Compute how many lines in the entries below contain "metres", and output nothing but the number.
* START RECORDS *
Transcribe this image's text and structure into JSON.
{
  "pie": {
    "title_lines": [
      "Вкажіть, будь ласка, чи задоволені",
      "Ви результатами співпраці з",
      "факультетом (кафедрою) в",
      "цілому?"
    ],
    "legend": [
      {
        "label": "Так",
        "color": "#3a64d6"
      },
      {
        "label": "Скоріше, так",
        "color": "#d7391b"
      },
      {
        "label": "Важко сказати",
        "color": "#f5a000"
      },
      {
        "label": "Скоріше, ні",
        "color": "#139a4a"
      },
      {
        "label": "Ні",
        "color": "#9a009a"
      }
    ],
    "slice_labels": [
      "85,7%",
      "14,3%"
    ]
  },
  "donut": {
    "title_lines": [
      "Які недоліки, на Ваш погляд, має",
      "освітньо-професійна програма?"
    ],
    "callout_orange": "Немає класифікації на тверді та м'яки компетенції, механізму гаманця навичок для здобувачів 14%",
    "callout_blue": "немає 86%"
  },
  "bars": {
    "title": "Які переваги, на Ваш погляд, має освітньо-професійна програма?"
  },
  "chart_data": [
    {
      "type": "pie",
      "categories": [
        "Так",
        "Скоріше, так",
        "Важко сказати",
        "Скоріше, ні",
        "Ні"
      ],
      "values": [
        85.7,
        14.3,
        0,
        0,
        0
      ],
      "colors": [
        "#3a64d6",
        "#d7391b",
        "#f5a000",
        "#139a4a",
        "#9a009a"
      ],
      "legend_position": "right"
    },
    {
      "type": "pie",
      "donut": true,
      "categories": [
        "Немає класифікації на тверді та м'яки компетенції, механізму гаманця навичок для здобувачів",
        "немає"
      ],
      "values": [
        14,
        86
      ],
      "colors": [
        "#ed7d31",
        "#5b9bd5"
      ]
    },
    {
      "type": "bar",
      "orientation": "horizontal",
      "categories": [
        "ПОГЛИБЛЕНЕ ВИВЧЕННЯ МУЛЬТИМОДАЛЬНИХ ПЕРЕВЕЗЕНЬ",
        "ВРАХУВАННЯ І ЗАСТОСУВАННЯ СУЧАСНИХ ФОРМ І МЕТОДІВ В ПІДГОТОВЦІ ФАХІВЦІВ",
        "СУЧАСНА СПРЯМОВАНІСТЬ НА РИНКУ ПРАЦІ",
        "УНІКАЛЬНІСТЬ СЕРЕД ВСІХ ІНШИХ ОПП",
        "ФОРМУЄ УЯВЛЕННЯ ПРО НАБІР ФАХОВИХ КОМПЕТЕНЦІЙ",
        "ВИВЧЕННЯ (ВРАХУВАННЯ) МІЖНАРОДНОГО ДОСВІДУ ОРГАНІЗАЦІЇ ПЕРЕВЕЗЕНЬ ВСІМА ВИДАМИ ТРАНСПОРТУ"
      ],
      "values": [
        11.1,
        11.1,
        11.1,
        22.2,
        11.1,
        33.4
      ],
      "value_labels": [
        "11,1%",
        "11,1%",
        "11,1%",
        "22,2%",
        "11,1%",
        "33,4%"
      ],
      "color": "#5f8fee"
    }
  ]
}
* END RECORDS *
* START RECORDS *
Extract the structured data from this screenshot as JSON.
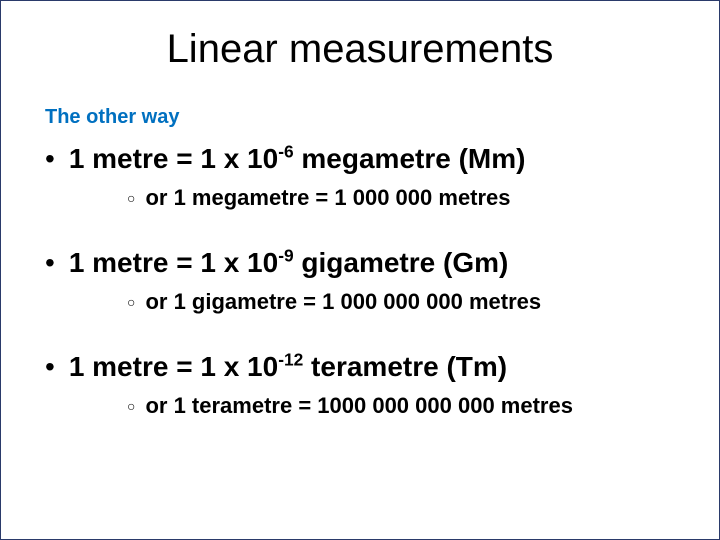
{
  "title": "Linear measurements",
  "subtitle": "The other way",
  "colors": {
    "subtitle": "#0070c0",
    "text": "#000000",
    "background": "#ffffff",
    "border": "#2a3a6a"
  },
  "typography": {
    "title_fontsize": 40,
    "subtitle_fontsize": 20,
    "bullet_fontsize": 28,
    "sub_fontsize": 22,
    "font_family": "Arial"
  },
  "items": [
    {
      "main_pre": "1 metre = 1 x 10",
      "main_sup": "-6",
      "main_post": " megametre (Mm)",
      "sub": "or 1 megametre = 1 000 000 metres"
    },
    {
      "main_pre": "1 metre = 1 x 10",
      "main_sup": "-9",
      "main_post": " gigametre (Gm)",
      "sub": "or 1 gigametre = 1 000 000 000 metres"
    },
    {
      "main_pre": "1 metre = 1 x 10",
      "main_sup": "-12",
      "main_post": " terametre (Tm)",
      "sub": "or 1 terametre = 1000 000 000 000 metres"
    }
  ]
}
* END RECORDS *
#### ANSWER IN FULL:
3